# [THE PROBLEM]
Your task is to copy the material exactly.

[START RECORDS PROVIDED]

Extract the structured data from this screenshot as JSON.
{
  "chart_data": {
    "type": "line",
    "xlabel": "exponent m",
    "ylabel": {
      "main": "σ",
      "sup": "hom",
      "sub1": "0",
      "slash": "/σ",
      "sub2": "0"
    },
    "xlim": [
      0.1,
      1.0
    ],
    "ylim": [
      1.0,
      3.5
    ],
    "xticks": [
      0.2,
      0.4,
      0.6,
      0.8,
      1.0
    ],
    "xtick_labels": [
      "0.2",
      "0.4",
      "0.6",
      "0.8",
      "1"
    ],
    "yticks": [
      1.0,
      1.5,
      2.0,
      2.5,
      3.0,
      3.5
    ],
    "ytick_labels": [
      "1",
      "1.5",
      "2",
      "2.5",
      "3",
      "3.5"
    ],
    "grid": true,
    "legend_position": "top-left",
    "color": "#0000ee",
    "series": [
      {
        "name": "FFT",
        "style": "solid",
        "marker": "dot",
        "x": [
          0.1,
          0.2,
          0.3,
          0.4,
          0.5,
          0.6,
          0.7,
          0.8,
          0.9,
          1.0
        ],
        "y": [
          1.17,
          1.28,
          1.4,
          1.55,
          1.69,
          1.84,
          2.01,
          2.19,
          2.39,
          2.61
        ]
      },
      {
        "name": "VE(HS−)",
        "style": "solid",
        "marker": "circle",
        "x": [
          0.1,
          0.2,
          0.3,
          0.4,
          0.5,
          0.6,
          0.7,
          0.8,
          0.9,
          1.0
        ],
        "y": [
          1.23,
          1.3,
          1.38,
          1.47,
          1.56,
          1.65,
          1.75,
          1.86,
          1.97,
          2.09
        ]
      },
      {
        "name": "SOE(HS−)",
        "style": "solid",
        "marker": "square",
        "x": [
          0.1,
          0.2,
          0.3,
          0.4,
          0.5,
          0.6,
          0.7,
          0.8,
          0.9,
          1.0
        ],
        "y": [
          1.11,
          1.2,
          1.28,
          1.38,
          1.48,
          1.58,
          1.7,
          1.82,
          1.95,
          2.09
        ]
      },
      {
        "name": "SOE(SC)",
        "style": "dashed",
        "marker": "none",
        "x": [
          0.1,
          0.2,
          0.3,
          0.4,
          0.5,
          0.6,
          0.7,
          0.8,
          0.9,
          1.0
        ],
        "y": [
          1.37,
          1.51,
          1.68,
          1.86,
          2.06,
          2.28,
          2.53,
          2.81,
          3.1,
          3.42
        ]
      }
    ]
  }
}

[END RECORDS PROVIDED]

# [RESULT]
Extract the structured data from this screenshot as JSON.
{
  "chart_data": {
    "type": "line",
    "xlabel": "exponent m",
    "ylabel": {
      "main": "σ",
      "sup": "hom",
      "sub1": "0",
      "slash": "/σ",
      "sub2": "0"
    },
    "xlim": [
      0.1,
      1.0
    ],
    "ylim": [
      1.0,
      3.5
    ],
    "xticks": [
      0.2,
      0.4,
      0.6,
      0.8,
      1.0
    ],
    "xtick_labels": [
      "0.2",
      "0.4",
      "0.6",
      "0.8",
      "1"
    ],
    "yticks": [
      1.0,
      1.5,
      2.0,
      2.5,
      3.0,
      3.5
    ],
    "ytick_labels": [
      "1",
      "1.5",
      "2",
      "2.5",
      "3",
      "3.5"
    ],
    "grid": true,
    "legend_position": "top-left",
    "color": "#0000ee",
    "series": [
      {
        "name": "FFT",
        "style": "solid",
        "marker": "dot",
        "x": [
          0.1,
          0.2,
          0.3,
          0.4,
          0.5,
          0.6,
          0.7,
          0.8,
          0.9,
          1.0
        ],
        "y": [
          1.17,
          1.28,
          1.4,
          1.55,
          1.69,
          1.84,
          2.01,
          2.19,
          2.39,
          2.61
        ]
      },
      {
        "name": "VE(HS−)",
        "style": "solid",
        "marker": "circle",
        "x": [
          0.1,
          0.2,
          0.3,
          0.4,
          0.5,
          0.6,
          0.7,
          0.8,
          0.9,
          1.0
        ],
        "y": [
          1.23,
          1.3,
          1.38,
          1.47,
          1.56,
          1.65,
          1.75,
          1.86,
          1.97,
          2.09
        ]
      },
      {
        "name": "SOE(HS−)",
        "style": "solid",
        "marker": "square",
        "x": [
          0.1,
          0.2,
          0.3,
          0.4,
          0.5,
          0.6,
          0.7,
          0.8,
          0.9,
          1.0
        ],
        "y": [
          1.11,
          1.2,
          1.28,
          1.38,
          1.48,
          1.58,
          1.7,
          1.82,
          1.95,
          2.09
        ]
      },
      {
        "name": "SOE(SC)",
        "style": "dashed",
        "marker": "none",
        "x": [
          0.1,
          0.2,
          0.3,
          0.4,
          0.5,
          0.6,
          0.7,
          0.8,
          0.9,
          1.0
        ],
        "y": [
          1.37,
          1.51,
          1.68,
          1.86,
          2.06,
          2.28,
          2.53,
          2.81,
          3.1,
          3.42
        ]
      }
    ]
  }
}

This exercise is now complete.